## What to produce
In the article about Ahmed Mohamed, what have his parents been given?

## Document segment
▼▼▼

Ahmed Mohamed Racism
A homemade clock made by Ahmed Mohamed, 14, is seen in an undated picture released by the Irving Texas Police Department Sept. 16, 2015. Mohamed was taken away from school in handcuffs after he brought the clock to his Dallas-area school this week and the staff mistook it for a bomb, police said Wednesday. Irving Texas Police Department/Handout via Reuters

Prominent members of the Dallas hacking and technology community have pledged their support for Ahmed Mohamed, a 14-year-old student who was arrested when adults thought the homemade clock he brought to school was actually a bomb. Mohamed's case was the subject of immediate outrage on the Internet, with President Obama and others extending invitations to show off his invention on the national stage. Now his fellow Texans are reaching out too.

Mohamed has been officially invited to deliver a speech at the next Dallas Hackers Association meeting, and the group's members are trying to help him access laboratories in the area that usually only allows adults, according to Vice Motherboard. One organizer of the event, Tinker, told Motherboard they're trying to support Mohamed because, as a 14-year-old, he could easily become isolated rather than hone his skills.

“He just started school; he's excited and wants to impress his teachers so he brings this in and, boom, he's arrested,” Tinker said. “They put him in handcuffs. That's a frightening experience that can make you lose complete trust in authority and can make you not want to reach out anymore about [hacking and engineering].”

Another Texas hacker, who uses the identity WhiskeyNeon, said Ahmed's parents have been given a yearlong membership to a new creative space called TheLab.ms, and they're trying to give Mohamed his own lifetime membership in the adults-only club.

“We're giving him an Arduino, solar panels, a lot of hardware as encouragement because we support what he's doing,” WhiskeyNeon told Motherboard's Jason Koebler. “As a hacker community, this is our backyard. We're going to stand up and show people what this is all about. We want to encourage him.”

Democratic presidential candidate Hillary Clinton, Facebook founder Mark Zuckerberg, NASA engineers involved with the Mars Curiosity Rover, Google's Science Fair organizers and many more took part in the #IStandWithAhmed campaign that took over social media Tuesday and Wednesday. The chief of police in Irving, Texas, did not apologize for arresting Ahmed even after announcing that no charges would be filed against the Muslim teen. Chief Larry Boyd said at a news conference that Mohamed's continued insistence that the clock was in fact a clock was “certainly suspicious in nature.”

▲▲▲

## Material provided
▼▼▼

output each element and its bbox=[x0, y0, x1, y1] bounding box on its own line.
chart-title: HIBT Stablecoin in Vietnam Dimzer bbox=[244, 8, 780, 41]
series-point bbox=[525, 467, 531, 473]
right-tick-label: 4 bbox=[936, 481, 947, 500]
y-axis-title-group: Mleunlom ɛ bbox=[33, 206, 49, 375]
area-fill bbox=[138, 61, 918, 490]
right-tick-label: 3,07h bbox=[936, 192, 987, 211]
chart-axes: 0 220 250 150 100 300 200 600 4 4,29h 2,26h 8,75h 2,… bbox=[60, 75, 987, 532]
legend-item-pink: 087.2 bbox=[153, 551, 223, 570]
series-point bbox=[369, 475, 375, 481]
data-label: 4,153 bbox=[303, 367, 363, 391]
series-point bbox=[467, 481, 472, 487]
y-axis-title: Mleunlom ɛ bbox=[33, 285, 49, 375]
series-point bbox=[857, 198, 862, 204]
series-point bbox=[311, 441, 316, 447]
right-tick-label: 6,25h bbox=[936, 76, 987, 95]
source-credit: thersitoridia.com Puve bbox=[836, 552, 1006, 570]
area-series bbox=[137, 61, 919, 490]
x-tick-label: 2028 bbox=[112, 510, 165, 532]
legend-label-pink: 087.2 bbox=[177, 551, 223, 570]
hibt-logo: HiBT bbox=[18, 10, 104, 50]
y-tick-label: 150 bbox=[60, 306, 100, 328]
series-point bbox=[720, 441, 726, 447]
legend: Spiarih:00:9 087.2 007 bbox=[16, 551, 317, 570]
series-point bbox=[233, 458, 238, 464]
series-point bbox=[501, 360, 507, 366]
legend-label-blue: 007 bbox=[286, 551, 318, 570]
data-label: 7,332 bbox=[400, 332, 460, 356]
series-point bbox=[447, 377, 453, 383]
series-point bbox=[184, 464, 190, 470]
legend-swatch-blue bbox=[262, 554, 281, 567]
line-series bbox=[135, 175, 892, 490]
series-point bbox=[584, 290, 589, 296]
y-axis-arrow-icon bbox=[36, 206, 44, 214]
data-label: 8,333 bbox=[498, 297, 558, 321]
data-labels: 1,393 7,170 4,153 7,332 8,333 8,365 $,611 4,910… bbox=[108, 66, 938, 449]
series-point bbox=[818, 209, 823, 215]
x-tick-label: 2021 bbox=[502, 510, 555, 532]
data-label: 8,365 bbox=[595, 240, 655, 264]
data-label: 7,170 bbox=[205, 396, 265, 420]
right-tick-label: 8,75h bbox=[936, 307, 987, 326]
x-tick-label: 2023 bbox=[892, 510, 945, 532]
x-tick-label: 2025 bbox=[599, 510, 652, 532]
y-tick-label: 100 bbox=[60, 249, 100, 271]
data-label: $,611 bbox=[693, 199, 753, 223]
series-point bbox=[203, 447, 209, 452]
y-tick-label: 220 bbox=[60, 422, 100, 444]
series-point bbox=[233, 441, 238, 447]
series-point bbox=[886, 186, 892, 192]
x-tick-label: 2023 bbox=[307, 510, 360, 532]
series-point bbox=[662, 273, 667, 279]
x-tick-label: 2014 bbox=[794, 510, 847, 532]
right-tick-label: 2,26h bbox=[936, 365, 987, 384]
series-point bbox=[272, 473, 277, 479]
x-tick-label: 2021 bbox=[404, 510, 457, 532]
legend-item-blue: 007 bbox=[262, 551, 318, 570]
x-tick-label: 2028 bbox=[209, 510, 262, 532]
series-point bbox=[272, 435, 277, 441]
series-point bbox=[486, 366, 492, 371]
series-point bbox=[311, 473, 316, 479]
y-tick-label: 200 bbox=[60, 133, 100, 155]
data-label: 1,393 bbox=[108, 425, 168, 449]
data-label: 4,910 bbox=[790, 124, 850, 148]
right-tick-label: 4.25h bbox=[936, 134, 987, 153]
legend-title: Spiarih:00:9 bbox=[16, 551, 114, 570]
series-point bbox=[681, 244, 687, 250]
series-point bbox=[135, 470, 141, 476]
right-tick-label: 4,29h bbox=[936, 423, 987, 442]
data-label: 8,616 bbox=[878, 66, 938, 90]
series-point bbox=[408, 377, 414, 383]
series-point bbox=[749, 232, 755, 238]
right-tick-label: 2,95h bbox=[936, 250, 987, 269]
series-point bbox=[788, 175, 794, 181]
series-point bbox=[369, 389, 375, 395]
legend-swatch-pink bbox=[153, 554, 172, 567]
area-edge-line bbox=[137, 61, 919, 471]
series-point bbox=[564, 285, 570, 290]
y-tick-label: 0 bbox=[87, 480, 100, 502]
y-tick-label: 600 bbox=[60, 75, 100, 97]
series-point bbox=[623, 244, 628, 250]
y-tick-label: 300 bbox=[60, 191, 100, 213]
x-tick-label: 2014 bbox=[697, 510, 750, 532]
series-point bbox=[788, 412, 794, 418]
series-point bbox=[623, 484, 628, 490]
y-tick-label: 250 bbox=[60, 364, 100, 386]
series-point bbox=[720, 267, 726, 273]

▲▲▲

## Result for this task
A yearlong membership to a new creative space called TheLab.ms.